→ TASKS TO CARRY OUT:
• A. Reproduce word for word the stretch of the Lenten homily from "Today in the" through "Father has sent.".
• B. Carry the homily on Moses and Christ as mediators further, picking up after its final sentence.
— begin PAGE EXTRACT —
For Thursday of the Fourth Week of Lent

John 5:31-47
Exodus 32:7-14

At the foot of Mount Sinai, the Lord God’s own people turned away from him to worship gold bullion they had shaped into a bull.
Today in the Gospel of John, we see that the leaders of the people have turned away from Christ the Lord.
On Sinai, God spoke of his blazing wrath as he accused the people of rejecting their own glory, their own salvation, their own God— the true and only God.
Moses, the mediator, then interceded for the people before the Lord, pleading for his mercy.
In the Gospel, however, Christ tells us that now Moses himself will be the accuser against those who reject Christ whom the Father has sent.
God had sent Moses, too, as his messenger and representative to the people of Israel.
Moses did double, two-way service, because he was also the people’s advocate before the Lord.
Moses mediated, that is, he stood in the middle between God and the people.
Moses, however, was merely a man.
Christ, on the other hand, is both truly God and truly man— a literal, real, actual, substantial, perfect mediator between the human and the divine.
Moses has now stepped aside from his mediating role.
It is now Christ who intercedes for us before the heavenly Father.
Christ is Intercession— in PERSON, FLESH and BLOOD.
Today is Thursday.
Two weeks from today, we will commemorate that most holy of Thursdays on which Christ, who is Intercession in person, flesh and blood, prayed to the Father for us in these words: FOR THEIR SAKE I CONSECRATE MYSELF, THAT THEY ALSO MAY BE CONSECRATED IN TRUTH.
Christ wants and means to be our intercession before the Father.
We need intercession because of sin.
Before the first sin, in Paradise, we enjoyed God face-to-face, eye-to-eye, heart-to-heart.
After the first sin of our race, God did not wipe us out.
He took away Paradise, telling us, however, that eventually a member of our own race, a mediator, would crush at the head both the deadly liar and the deadly lie that led us into sin.
Against the FALSEHOOD of Satan and the FALSEHOOD of our sins, Christ our representative consecrates us in the TRUTH by consecrating himself— by offering himself up to the Father in our name.
After the falsehood of original sin, we lost Paradise and began to able to die, but God did not wipe us out.
However, later at Sinai, God was going to wipe out his chosen people for their sin.
— end PAGE EXTRACT —
— begin MATERIAL —
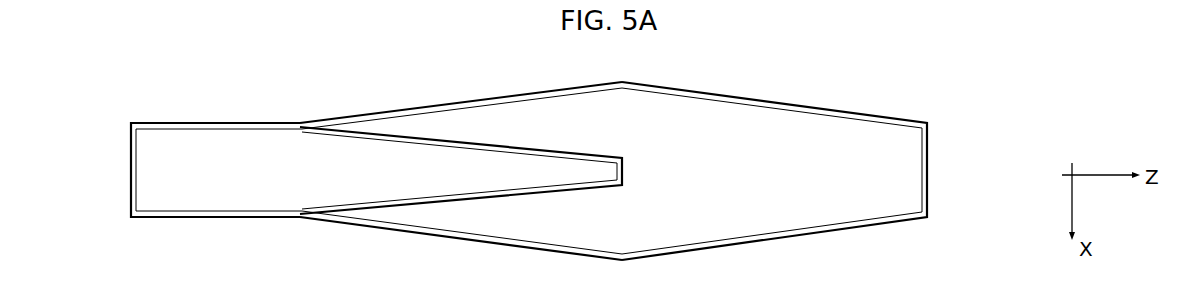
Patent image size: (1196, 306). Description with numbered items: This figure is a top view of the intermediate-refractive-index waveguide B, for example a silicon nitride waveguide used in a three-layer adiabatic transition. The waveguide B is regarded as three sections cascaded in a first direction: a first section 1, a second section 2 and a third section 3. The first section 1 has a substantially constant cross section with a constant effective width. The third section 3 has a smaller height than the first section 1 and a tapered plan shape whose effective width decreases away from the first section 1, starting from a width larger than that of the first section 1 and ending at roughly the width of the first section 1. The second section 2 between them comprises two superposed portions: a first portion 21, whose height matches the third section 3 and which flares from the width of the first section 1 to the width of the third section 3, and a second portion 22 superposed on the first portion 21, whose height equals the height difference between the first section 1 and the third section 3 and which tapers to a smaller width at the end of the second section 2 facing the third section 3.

The first section 1 is at (202, 104).
The second section 2 is at (487, 77).
The third section 3 is at (847, 92).
The first portion 21 is at (520, 232).
The second portion 22 is at (370, 192).
The waveguide B is at (246, 65).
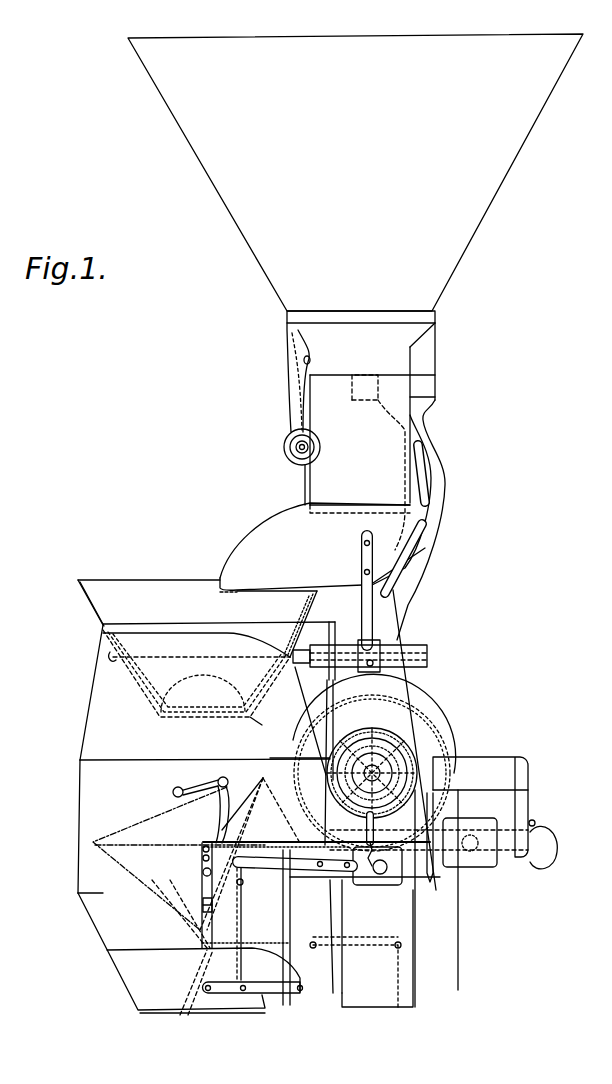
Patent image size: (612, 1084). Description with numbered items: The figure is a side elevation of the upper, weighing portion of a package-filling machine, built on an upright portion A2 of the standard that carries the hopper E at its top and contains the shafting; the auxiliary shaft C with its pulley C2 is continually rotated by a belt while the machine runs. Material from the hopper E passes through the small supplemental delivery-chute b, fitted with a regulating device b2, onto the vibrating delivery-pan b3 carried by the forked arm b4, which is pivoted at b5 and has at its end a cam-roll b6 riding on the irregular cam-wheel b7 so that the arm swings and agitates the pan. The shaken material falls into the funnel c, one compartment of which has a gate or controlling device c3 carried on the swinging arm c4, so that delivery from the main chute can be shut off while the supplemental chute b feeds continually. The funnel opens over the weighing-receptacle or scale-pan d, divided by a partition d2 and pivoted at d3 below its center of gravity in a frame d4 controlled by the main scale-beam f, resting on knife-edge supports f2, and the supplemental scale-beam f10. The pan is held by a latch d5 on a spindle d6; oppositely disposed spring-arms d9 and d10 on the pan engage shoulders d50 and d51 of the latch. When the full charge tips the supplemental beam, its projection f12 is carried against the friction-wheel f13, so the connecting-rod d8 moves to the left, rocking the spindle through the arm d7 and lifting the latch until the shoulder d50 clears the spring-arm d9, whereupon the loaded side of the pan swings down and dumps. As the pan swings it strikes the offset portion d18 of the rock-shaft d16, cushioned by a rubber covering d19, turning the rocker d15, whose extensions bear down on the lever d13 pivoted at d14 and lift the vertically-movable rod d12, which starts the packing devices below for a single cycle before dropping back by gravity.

The hopper E is at (355, 178).
The delivery-chute b is at (372, 436).
The regulating device b2 is at (305, 488).
The vibrating delivery-pan b3 is at (322, 547).
The forked support or arm b4 is at (396, 616).
The pivot b5 is at (385, 660).
The upright portion A2 is at (407, 678).
The funnel c is at (150, 596).
The swinging arm or support c4 is at (140, 700).
The controlling device c3 is at (251, 730).
The auxiliary shaft C is at (420, 750).
The pulley C2 is at (415, 708).
The cam-wheel b7 is at (400, 737).
The cam-roll b6 is at (380, 768).
The weighing-receptacle d is at (93, 816).
The partition d2 is at (245, 845).
The pivot d3 is at (202, 862).
The frame d4 is at (214, 902).
The trigger or latch d5 is at (225, 777).
The pivotal support or spindle d6 is at (262, 776).
The downwardly-projecting arm d7 is at (242, 799).
The link or connecting-rod d8 is at (294, 830).
The spring-arm d9 is at (214, 830).
The spring-arm d10 is at (243, 888).
The vertically-movable rod d12 is at (396, 1008).
The lever d13 is at (372, 950).
The pivot d14 is at (305, 982).
The rocker d15 is at (190, 950).
The rock-shaft d16 is at (200, 965).
The curved or offset portion d18 is at (182, 962).
The yielding covering d19 is at (200, 940).
The shoulder d50 is at (176, 788).
The shoulder d51 is at (198, 787).
The main scale-beam f is at (528, 858).
The knife-edge supports f2 is at (320, 890).
The supplemental scale-beam f10 is at (431, 884).
The projection f12 is at (455, 820).
The friction-wheel f13 is at (440, 782).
— end MATERIAL —
→ OUTPUTS:
• A.
Today in the Gospel of John, we see that the leaders of the people have turned away from Christ the Lord.
On Sinai, God spoke of his blazing wrath as he accused the people of rejecting their own glory, their own salvation, their own God— the true and only God.
Moses, the mediator, then interceded for the people before the Lord, pleading for his mercy.
In the Gospel, however, Christ tells us that now Moses himself will be the accuser against those who reject Christ whom the Father has sent.

• B.
“But Moses, the man he had chosen, stood in the breach before him, to turn back his anger from destruction.” [Ps. 105:23]
If it had not been for the goodness of Moses the “go-between,” the MEDIATOR, the people of God would have died— not just banished, but wiped out.
Now in Christ, we have something and someone greater than Moses.
Christ does not merely stand between God and humanity.
Christ IS God, and at the same time he IS humanity.
On behalf of God, and as God, Christ is the sign of God’s freedom, authority and power over human existence.
On behalf of humanity, Christ is also the sign and the real beginning of our own human access to God’s own life that God himself freely offers to us.
Christ is God who has come into the human race.
At the same time, Christ is the human race already returned to God.
In Christ, we have more than Adam and Eve ever knew or enjoyed.
Through Christ, we have a greater freedom than the Hebrews who escaped Egypt.
Yet, just like Adam, Eve and the Hebrews, we are not the definers or makers of that freedom.
God remains God, and we, though we are God’s children and friends, we remain his creations.
Again, on that holiest of Thursdays, Christ said:

You are my friends if you do what I command you….
You did not choose me,
but I chose you….

So, we, too, are a chosen people.
Like the original chosen people, we, too, have a mediator— but one infinitely greater than Moses at Sinai.
We greet Christ our mediator— both our brother and our GOD.
Even now he eagerly comes to meet us at the altar, where he consecrates himself— sets himself apart— both for the Father and for us.
As at the Last Supper and on the Cross, he consecrates himself in person, in divinity and humanity, in flesh and blood.
He consecrates himself in the truth that we are for God and God is for us.